▶ [AIM OF THE EXERCISE] Copy all the entries below exactly, but not the pictures.

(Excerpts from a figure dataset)
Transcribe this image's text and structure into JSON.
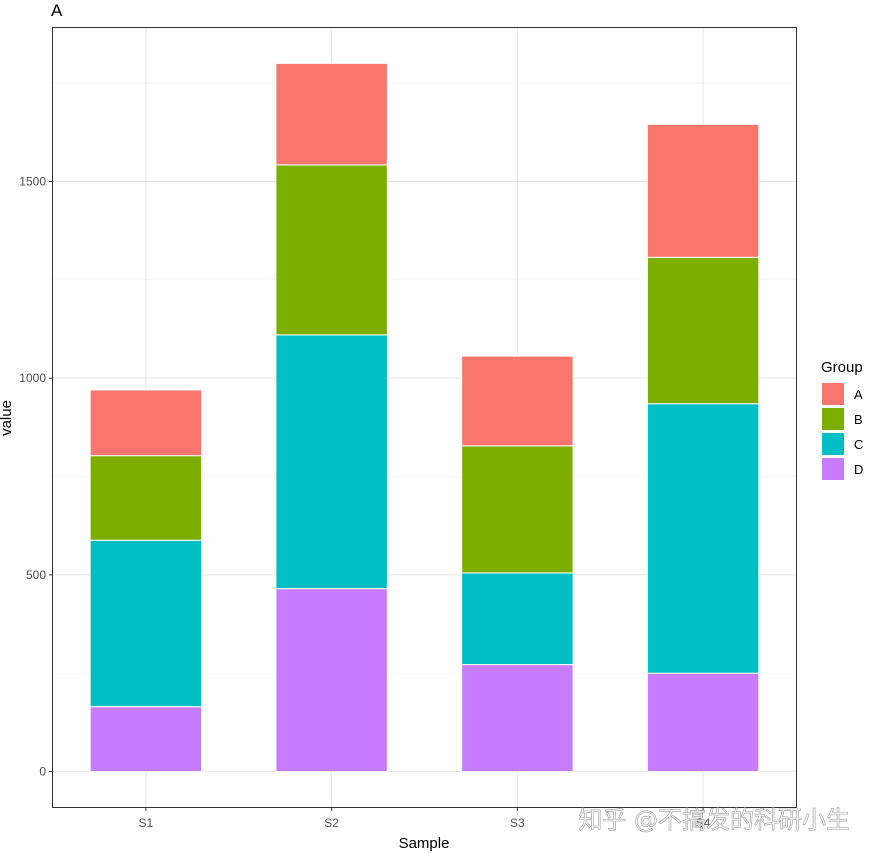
{
  "chart_data": {
    "type": "bar",
    "stacked": true,
    "title": "A",
    "xlabel": "Sample",
    "ylabel": "value",
    "categories": [
      "S1",
      "S2",
      "S3",
      "S4"
    ],
    "ylim": [
      -90,
      1890
    ],
    "yticks": [
      0,
      500,
      1000,
      1500
    ],
    "grid": true,
    "legend": {
      "title": "Group",
      "position": "right"
    },
    "series": [
      {
        "name": "D",
        "color": "#C77CFF",
        "values": [
          165,
          465,
          272,
          250
        ]
      },
      {
        "name": "C",
        "color": "#00BFC4",
        "values": [
          423,
          645,
          233,
          685
        ]
      },
      {
        "name": "B",
        "color": "#7CAE00",
        "values": [
          215,
          432,
          323,
          372
        ]
      },
      {
        "name": "A",
        "color": "#F8766D",
        "values": [
          167,
          258,
          228,
          338
        ]
      }
    ]
  },
  "watermark": "知乎 @不搞发的科研小生"
}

▶ [EXERCISE SOLUTION]
Transcribe this image's text and structure into JSON.
{
  "chart_data": {
    "type": "bar",
    "stacked": true,
    "title": "A",
    "xlabel": "Sample",
    "ylabel": "value",
    "categories": [
      "S1",
      "S2",
      "S3",
      "S4"
    ],
    "ylim": [
      -90,
      1890
    ],
    "yticks": [
      0,
      500,
      1000,
      1500
    ],
    "grid": true,
    "legend": {
      "title": "Group",
      "position": "right"
    },
    "series": [
      {
        "name": "D",
        "color": "#C77CFF",
        "values": [
          165,
          465,
          272,
          250
        ]
      },
      {
        "name": "C",
        "color": "#00BFC4",
        "values": [
          423,
          645,
          233,
          685
        ]
      },
      {
        "name": "B",
        "color": "#7CAE00",
        "values": [
          215,
          432,
          323,
          372
        ]
      },
      {
        "name": "A",
        "color": "#F8766D",
        "values": [
          167,
          258,
          228,
          338
        ]
      }
    ]
  },
  "watermark": "知乎 @不搞发的科研小生"
}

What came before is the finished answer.